- _WORK TO BE COMPLETED_: Duplicate the data word for word from its first line through the line that contains "footer-website: www.iosrjournals.org (720, 2116, 920, 2141)", and include only those lines.

- _MATERIAL PROVIDED_:
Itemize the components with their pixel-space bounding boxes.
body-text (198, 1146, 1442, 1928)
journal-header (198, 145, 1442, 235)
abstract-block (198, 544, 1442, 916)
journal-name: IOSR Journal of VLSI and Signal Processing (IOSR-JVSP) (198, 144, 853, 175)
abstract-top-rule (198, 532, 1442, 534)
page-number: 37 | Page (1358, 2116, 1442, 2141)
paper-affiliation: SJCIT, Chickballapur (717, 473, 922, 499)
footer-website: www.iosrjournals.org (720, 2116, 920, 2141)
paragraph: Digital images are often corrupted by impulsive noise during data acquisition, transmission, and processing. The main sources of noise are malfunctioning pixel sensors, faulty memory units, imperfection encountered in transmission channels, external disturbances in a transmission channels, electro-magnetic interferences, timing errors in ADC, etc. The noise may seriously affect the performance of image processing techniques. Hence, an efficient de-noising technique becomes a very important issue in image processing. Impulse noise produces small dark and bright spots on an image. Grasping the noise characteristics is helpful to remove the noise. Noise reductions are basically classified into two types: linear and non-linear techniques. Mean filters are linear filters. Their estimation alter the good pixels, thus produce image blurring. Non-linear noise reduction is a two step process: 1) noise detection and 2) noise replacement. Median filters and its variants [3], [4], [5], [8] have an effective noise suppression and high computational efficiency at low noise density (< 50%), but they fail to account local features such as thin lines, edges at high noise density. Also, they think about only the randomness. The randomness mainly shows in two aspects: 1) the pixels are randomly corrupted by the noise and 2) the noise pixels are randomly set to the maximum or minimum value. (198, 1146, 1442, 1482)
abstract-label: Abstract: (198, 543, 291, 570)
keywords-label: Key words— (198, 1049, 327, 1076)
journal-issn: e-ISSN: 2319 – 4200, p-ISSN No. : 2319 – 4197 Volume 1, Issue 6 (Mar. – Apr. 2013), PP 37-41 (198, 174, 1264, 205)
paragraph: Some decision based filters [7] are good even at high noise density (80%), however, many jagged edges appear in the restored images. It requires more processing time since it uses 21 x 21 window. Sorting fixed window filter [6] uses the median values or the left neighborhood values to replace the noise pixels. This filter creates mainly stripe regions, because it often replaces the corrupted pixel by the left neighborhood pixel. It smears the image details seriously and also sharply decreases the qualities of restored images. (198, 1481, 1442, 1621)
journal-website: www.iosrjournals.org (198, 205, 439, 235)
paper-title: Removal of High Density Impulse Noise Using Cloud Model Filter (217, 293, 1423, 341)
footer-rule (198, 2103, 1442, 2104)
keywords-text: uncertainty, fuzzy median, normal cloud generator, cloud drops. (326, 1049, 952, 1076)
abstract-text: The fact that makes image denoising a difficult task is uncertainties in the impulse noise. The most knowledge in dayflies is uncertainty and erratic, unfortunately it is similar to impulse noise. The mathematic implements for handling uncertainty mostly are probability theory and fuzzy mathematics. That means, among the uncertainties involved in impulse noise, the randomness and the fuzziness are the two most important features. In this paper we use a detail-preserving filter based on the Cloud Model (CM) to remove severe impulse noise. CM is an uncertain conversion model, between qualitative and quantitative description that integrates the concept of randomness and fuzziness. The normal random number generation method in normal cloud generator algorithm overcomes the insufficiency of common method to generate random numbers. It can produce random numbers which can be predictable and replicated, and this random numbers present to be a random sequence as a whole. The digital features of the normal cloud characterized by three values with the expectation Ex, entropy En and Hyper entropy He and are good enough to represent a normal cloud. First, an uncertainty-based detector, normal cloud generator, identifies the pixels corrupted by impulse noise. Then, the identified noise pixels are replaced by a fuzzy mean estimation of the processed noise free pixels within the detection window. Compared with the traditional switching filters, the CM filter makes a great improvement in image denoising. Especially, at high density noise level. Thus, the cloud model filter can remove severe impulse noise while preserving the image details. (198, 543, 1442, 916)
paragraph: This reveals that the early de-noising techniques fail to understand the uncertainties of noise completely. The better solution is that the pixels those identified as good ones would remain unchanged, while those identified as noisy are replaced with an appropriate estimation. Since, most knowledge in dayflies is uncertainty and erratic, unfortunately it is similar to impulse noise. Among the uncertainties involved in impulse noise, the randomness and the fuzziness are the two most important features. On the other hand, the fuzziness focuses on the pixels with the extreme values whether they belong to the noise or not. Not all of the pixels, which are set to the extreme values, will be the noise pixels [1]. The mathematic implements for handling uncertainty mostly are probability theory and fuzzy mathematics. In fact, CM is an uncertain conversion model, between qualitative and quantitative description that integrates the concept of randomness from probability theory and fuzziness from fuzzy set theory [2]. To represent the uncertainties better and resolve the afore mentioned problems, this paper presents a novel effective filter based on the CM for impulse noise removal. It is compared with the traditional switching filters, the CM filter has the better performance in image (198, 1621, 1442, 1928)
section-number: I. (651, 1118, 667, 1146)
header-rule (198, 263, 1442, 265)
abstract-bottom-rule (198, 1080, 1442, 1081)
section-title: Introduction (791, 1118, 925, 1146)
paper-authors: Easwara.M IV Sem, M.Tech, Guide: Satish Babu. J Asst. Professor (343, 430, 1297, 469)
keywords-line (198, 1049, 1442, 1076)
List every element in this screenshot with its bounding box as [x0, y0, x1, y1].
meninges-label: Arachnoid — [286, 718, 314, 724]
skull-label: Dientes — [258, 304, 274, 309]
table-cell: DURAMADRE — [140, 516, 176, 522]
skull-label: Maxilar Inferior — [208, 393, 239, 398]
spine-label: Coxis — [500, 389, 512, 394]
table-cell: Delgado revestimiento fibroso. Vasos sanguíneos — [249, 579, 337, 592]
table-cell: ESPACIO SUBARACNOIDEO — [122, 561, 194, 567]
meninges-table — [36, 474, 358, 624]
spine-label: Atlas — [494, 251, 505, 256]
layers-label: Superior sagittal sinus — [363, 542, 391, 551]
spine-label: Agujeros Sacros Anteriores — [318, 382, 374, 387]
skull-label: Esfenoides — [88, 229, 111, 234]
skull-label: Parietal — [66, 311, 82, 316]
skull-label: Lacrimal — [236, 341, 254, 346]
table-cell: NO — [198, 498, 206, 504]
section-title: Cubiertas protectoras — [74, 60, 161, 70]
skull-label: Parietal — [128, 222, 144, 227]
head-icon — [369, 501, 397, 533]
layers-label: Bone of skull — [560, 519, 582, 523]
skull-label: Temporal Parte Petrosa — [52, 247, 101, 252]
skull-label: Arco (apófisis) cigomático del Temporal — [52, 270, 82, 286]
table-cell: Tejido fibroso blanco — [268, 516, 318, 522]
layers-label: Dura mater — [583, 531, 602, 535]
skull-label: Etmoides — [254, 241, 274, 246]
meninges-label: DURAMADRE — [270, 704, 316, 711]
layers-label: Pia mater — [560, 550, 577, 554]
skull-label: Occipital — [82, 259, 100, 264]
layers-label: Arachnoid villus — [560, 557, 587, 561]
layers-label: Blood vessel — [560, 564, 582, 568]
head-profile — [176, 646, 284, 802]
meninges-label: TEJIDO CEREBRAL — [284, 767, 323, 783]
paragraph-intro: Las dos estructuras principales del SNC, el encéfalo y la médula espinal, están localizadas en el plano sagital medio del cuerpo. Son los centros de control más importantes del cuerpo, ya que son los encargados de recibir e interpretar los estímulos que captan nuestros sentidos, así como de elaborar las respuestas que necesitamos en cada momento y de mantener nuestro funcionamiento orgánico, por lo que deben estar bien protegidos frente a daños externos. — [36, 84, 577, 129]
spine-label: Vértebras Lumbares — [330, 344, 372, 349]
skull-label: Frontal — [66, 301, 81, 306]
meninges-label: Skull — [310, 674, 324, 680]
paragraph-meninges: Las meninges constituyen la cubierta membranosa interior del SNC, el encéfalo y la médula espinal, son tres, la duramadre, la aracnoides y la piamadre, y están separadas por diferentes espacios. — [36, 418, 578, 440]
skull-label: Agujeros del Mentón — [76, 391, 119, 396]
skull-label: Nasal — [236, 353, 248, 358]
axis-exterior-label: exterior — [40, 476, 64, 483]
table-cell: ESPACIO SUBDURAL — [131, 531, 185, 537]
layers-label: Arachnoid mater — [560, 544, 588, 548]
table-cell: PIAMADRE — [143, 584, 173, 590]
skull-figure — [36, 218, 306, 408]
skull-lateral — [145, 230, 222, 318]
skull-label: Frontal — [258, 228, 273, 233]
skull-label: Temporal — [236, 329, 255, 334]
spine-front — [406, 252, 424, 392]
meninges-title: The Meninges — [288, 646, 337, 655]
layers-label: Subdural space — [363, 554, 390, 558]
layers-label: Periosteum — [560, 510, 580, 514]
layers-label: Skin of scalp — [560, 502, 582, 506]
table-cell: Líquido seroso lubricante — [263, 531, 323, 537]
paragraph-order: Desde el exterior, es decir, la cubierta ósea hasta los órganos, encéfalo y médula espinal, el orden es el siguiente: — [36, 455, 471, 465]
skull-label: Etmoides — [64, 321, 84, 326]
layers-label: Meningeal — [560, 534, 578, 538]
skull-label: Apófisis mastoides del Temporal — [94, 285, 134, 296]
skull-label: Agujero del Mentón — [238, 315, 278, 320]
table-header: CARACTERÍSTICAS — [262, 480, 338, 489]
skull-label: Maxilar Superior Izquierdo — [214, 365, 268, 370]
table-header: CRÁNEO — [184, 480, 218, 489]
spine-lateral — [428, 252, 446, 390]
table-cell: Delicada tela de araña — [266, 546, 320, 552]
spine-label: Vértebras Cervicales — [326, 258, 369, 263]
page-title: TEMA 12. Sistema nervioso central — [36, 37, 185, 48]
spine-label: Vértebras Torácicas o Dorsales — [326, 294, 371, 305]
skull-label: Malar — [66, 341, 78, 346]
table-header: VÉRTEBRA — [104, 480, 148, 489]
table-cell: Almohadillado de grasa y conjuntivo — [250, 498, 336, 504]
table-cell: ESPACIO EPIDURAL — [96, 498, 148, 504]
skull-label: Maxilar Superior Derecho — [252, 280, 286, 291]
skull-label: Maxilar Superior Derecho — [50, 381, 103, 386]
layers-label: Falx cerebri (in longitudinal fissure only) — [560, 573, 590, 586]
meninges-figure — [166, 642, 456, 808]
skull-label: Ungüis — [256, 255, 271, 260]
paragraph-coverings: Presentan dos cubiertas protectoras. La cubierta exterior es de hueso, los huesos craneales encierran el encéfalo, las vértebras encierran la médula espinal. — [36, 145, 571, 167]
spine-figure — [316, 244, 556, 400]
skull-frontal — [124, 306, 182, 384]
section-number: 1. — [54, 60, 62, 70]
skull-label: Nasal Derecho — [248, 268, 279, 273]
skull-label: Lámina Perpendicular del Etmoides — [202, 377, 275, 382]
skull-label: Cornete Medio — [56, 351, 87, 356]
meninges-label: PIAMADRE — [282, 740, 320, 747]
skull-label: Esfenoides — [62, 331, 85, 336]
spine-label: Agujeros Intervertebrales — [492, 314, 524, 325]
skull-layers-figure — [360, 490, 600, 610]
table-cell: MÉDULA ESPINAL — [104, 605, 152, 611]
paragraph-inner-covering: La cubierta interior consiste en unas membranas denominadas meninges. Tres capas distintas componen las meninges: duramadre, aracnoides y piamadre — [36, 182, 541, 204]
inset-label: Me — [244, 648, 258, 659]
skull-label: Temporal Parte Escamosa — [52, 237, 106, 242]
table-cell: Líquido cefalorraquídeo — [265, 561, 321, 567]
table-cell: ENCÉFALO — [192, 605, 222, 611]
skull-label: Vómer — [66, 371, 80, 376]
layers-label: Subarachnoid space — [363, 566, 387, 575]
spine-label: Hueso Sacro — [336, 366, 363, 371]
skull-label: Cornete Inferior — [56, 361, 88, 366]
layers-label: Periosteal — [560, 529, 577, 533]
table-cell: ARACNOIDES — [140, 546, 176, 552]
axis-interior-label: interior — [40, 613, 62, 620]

- _COMPLETED EXERCISE_:
Itemize the components with their pixel-space bounding boxes.
body-text (198, 1146, 1442, 1928)
journal-header (198, 145, 1442, 235)
abstract-block (198, 544, 1442, 916)
journal-name: IOSR Journal of VLSI and Signal Processing (IOSR-JVSP) (198, 144, 853, 175)
abstract-top-rule (198, 532, 1442, 534)
page-number: 37 | Page (1358, 2116, 1442, 2141)
paper-affiliation: SJCIT, Chickballapur (717, 473, 922, 499)
footer-website: www.iosrjournals.org (720, 2116, 920, 2141)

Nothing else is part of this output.